[Dataset entries on figures]
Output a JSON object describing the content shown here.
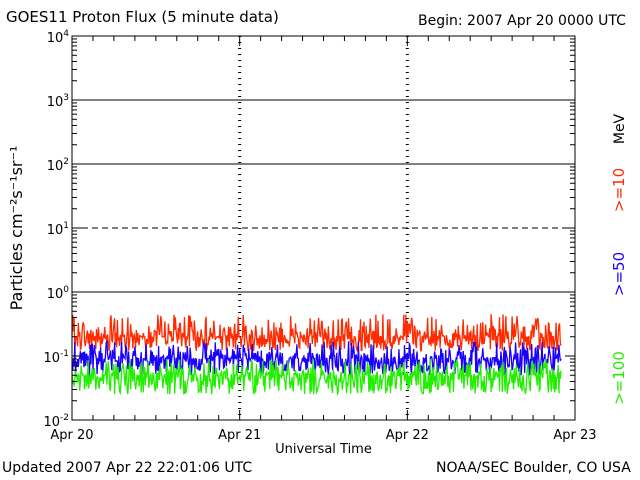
{
  "header": {
    "title": "GOES11 Proton Flux (5 minute data)",
    "begin": "Begin: 2007 Apr 20 0000 UTC"
  },
  "footer": {
    "updated": "Updated 2007 Apr 22 22:01:06 UTC",
    "credit": "NOAA/SEC Boulder, CO USA"
  },
  "chart_data": {
    "type": "line",
    "title": "GOES11 Proton Flux (5 minute data)",
    "xlabel": "Universal Time",
    "ylabel": "Particles cm⁻²s⁻¹sr⁻¹",
    "yscale": "log",
    "ylim": [
      0.01,
      10000
    ],
    "yticks": [
      {
        "base": "10",
        "exp": "-2",
        "value": 0.01
      },
      {
        "base": "10",
        "exp": "-1",
        "value": 0.1
      },
      {
        "base": "10",
        "exp": "0",
        "value": 1
      },
      {
        "base": "10",
        "exp": "1",
        "value": 10
      },
      {
        "base": "10",
        "exp": "2",
        "value": 100
      },
      {
        "base": "10",
        "exp": "3",
        "value": 1000
      },
      {
        "base": "10",
        "exp": "4",
        "value": 10000
      }
    ],
    "xlim": [
      "2007-04-20",
      "2007-04-23"
    ],
    "xticks": [
      "Apr 20",
      "Apr 21",
      "Apr 22",
      "Apr 23"
    ],
    "threshold_lines": [
      {
        "value": 1,
        "style": "solid"
      },
      {
        "value": 10,
        "style": "dashed"
      },
      {
        "value": 100,
        "style": "solid"
      },
      {
        "value": 1000,
        "style": "solid"
      }
    ],
    "units_label": "MeV",
    "series": [
      {
        "name": ">=10",
        "color": "#ff2a00",
        "typical": 0.2,
        "low": 0.12,
        "high": 0.45
      },
      {
        "name": ">=50",
        "color": "#1a00ff",
        "typical": 0.09,
        "low": 0.05,
        "high": 0.17
      },
      {
        "name": ">=100",
        "color": "#22ee00",
        "typical": 0.05,
        "low": 0.025,
        "high": 0.09
      }
    ]
  }
}
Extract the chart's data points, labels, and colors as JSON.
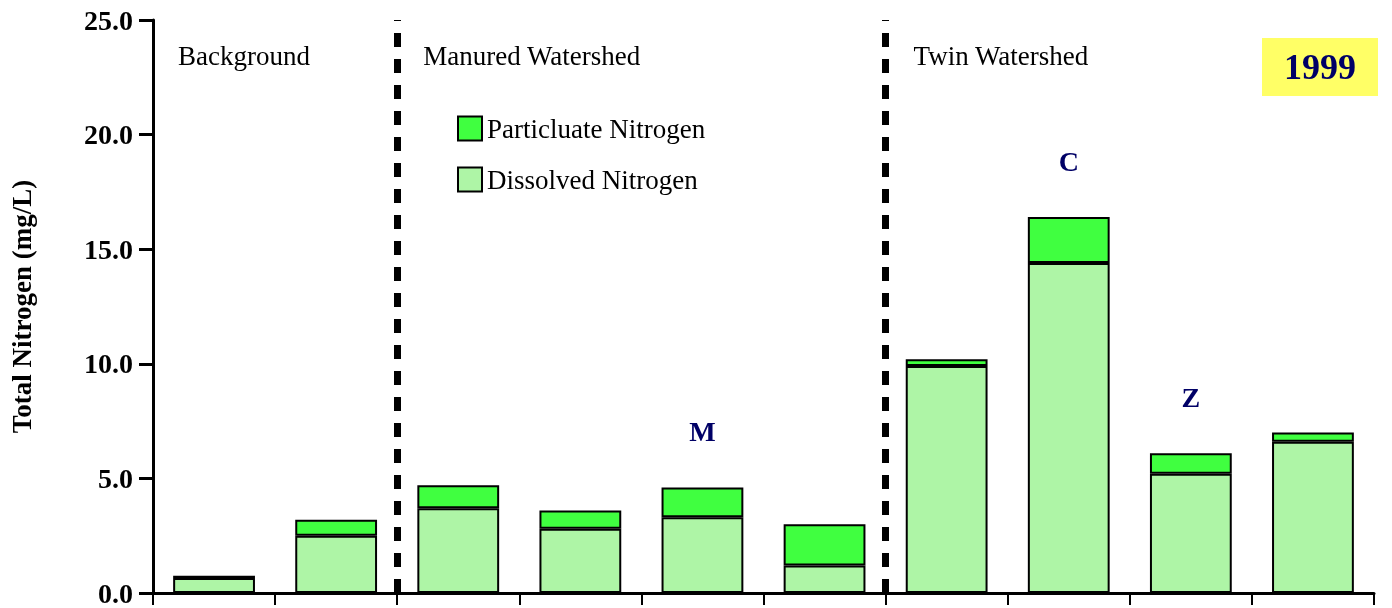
{
  "chart_data": {
    "type": "bar",
    "stacked": true,
    "ylabel": "Total Nitrogen (mg/L)",
    "categories": [
      null,
      null,
      null,
      null,
      null,
      null,
      null,
      null,
      null,
      null
    ],
    "ylim": [
      0,
      25
    ],
    "yticks": [
      {
        "value": 0,
        "label": "0.0"
      },
      {
        "value": 5,
        "label": "5.0"
      },
      {
        "value": 10,
        "label": "10.0"
      },
      {
        "value": 15,
        "label": "15.0"
      },
      {
        "value": 20,
        "label": "20.0"
      },
      {
        "value": 25,
        "label": "25.0"
      }
    ],
    "grid": false,
    "legend": "top",
    "series": [
      {
        "name": "Dissolved Nitrogen",
        "color": "#aef5a6",
        "values": [
          0.65,
          2.5,
          3.7,
          2.8,
          3.3,
          1.2,
          9.9,
          14.4,
          5.2,
          6.6
        ]
      },
      {
        "name": "Particluate Nitrogen",
        "color": "#40ff40",
        "values": [
          0.1,
          0.7,
          1.0,
          0.8,
          1.3,
          1.8,
          0.3,
          2.0,
          0.9,
          0.4
        ],
        "value_labels": [
          null,
          null,
          null,
          null,
          "M",
          null,
          null,
          "C",
          "Z",
          null
        ]
      }
    ],
    "annotations": [
      "Background",
      "Manured Watershed",
      "Twin Watershed",
      "1999"
    ]
  }
}
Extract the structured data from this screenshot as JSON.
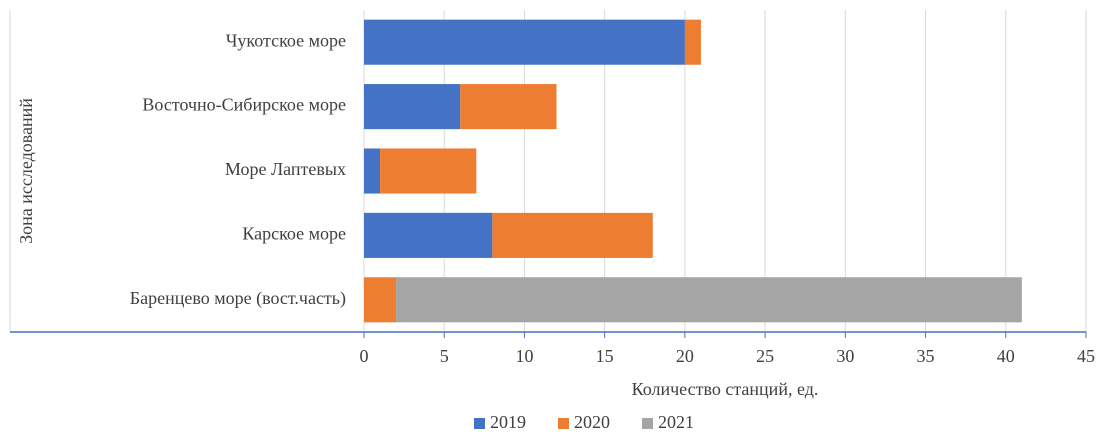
{
  "chart_data": {
    "type": "stacked_barh",
    "categories": [
      "Чукотское море",
      "Восточно-Сибирское море",
      "Море Лаптевых",
      "Карское море",
      "Баренцево море (вост.часть)"
    ],
    "series": [
      {
        "name": "2019",
        "color": "#4472c4",
        "values": [
          20,
          6,
          1,
          8,
          0
        ]
      },
      {
        "name": "2020",
        "color": "#ed7d31",
        "values": [
          1,
          6,
          6,
          10,
          2
        ]
      },
      {
        "name": "2021",
        "color": "#a5a5a5",
        "values": [
          0,
          0,
          0,
          0,
          39
        ]
      }
    ],
    "xlabel": "Количество станций, ед.",
    "ylabel": "Зона исследований",
    "xlim": [
      0,
      45
    ],
    "xticks": [
      0,
      5,
      10,
      15,
      20,
      25,
      30,
      35,
      40,
      45
    ],
    "grid": true,
    "legend": "bottom"
  }
}
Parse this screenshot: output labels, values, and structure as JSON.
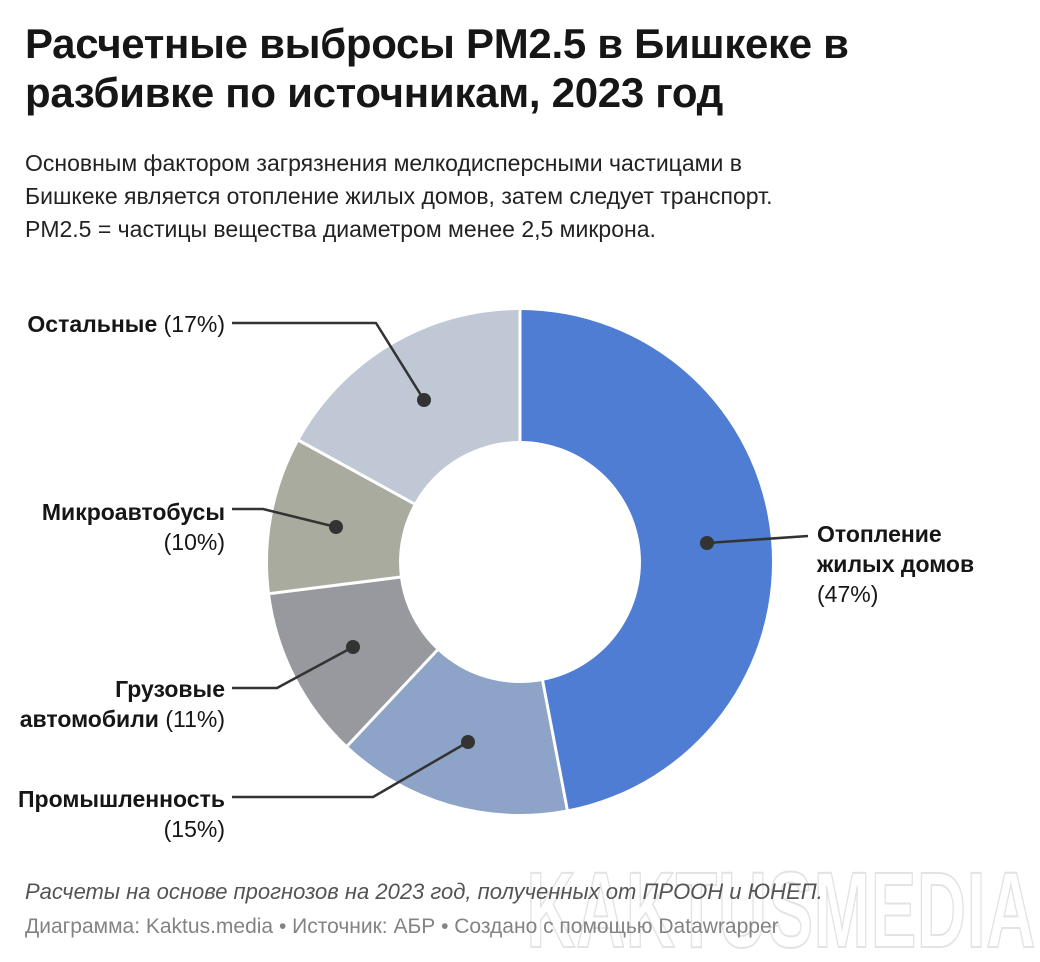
{
  "header": {
    "title_line1": "Расчетные выбросы PM2.5 в Бишкеке в",
    "title_line2": "разбивке по источникам, 2023 год",
    "desc_line1": "Основным фактором загрязнения мелкодисперсными частицами в",
    "desc_line2": "Бишкеке является отопление жилых домов, затем следует транспорт.",
    "desc_line3": "PM2.5 = частицы вещества диаметром менее 2,5 микрона."
  },
  "chart_data": {
    "type": "pie",
    "subtype": "donut",
    "unit": "%",
    "direction": "clockwise",
    "start_angle_deg": 0,
    "inner_radius_ratio": 0.48,
    "slices": [
      {
        "label": "Отопление жилых домов",
        "value": 47,
        "color": "#4e7dd3"
      },
      {
        "label": "Промышленность",
        "value": 15,
        "color": "#8da4c8"
      },
      {
        "label": "Грузовые автомобили",
        "value": 11,
        "color": "#97999e"
      },
      {
        "label": "Микроавтобусы",
        "value": 10,
        "color": "#a9ab9e"
      },
      {
        "label": "Остальные",
        "value": 17,
        "color": "#bfc8d4"
      }
    ],
    "title": "Расчетные выбросы PM2.5 в Бишкеке в разбивке по источникам, 2023 год",
    "legend_position": "callout-labels"
  },
  "callouts": {
    "ostalnye": {
      "line1": "Остальные",
      "pct": "(17%)"
    },
    "mikroavtobusy": {
      "line1": "Микроавтобусы",
      "pct": "(10%)"
    },
    "gruzovye": {
      "line1": "Грузовые",
      "line2": "автомобили",
      "pct": "(11%)"
    },
    "promyshlennost": {
      "line1": "Промышленность",
      "pct": "(15%)"
    },
    "otoplenie": {
      "line1": "Отопление",
      "line2": "жилых домов",
      "pct": "(47%)"
    }
  },
  "footer": {
    "note": "Расчеты на основе прогнозов на 2023 год, полученных от ПРООН и ЮНЕП.",
    "attribution": "Диаграмма: Kaktus.media • Источник: АБР • Создано с помощью Datawrapper"
  },
  "watermark": "KAKTUSMEDIA",
  "styles": {
    "connector_color": "#333333",
    "text_color": "#161616",
    "gap_color": "#ffffff"
  }
}
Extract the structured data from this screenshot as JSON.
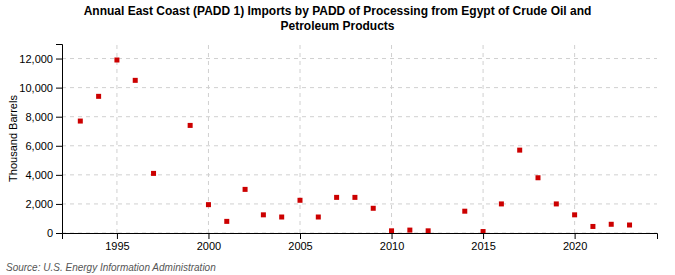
{
  "chart_data": {
    "type": "scatter",
    "title": "Annual East Coast (PADD 1) Imports by PADD of Processing from Egypt of Crude Oil and\nPetroleum Products",
    "y_label": "Thousand Barrels",
    "annotations": [
      "Source: U.S. Energy Information Administration"
    ],
    "x": [
      1993,
      1994,
      1995,
      1996,
      1997,
      1999,
      2000,
      2001,
      2002,
      2003,
      2004,
      2005,
      2006,
      2007,
      2008,
      2009,
      2010,
      2011,
      2012,
      2014,
      2015,
      2016,
      2017,
      2018,
      2019,
      2020,
      2021,
      2022,
      2023
    ],
    "values": [
      7700,
      9400,
      11900,
      10500,
      4100,
      7400,
      1950,
      800,
      3000,
      1250,
      1100,
      2250,
      1100,
      2450,
      2450,
      1700,
      150,
      200,
      150,
      1500,
      100,
      2000,
      5700,
      3800,
      2000,
      1250,
      450,
      600,
      550
    ],
    "color": "#cc0000",
    "marker": "square",
    "xlim": [
      1992,
      2024.5
    ],
    "xticks": [
      1995,
      2000,
      2005,
      2010,
      2015,
      2020
    ],
    "ylim": [
      0,
      13000
    ],
    "yticks": [
      0,
      {
        "value": 2000,
        "label": "2,000"
      },
      {
        "value": 4000,
        "label": "4,000"
      },
      {
        "value": 6000,
        "label": "6,000"
      },
      {
        "value": 8000,
        "label": "8,000"
      },
      {
        "value": 10000,
        "label": "10,000"
      },
      {
        "value": 12000,
        "label": "12,000"
      }
    ],
    "grid": true
  }
}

# TASK DESCRIPTION
Scan the listing above for the word "Бишкеке" and copy every line that holds it.

# TASK RESULT
    "title_line1": "Расчетные выбросы PM2.5 в Бишкеке в",
    "desc_line2": "Бишкеке является отопление жилых домов, затем следует транспорт.",
    "title": "Расчетные выбросы PM2.5 в Бишкеке в разбивке по источникам, 2023 год",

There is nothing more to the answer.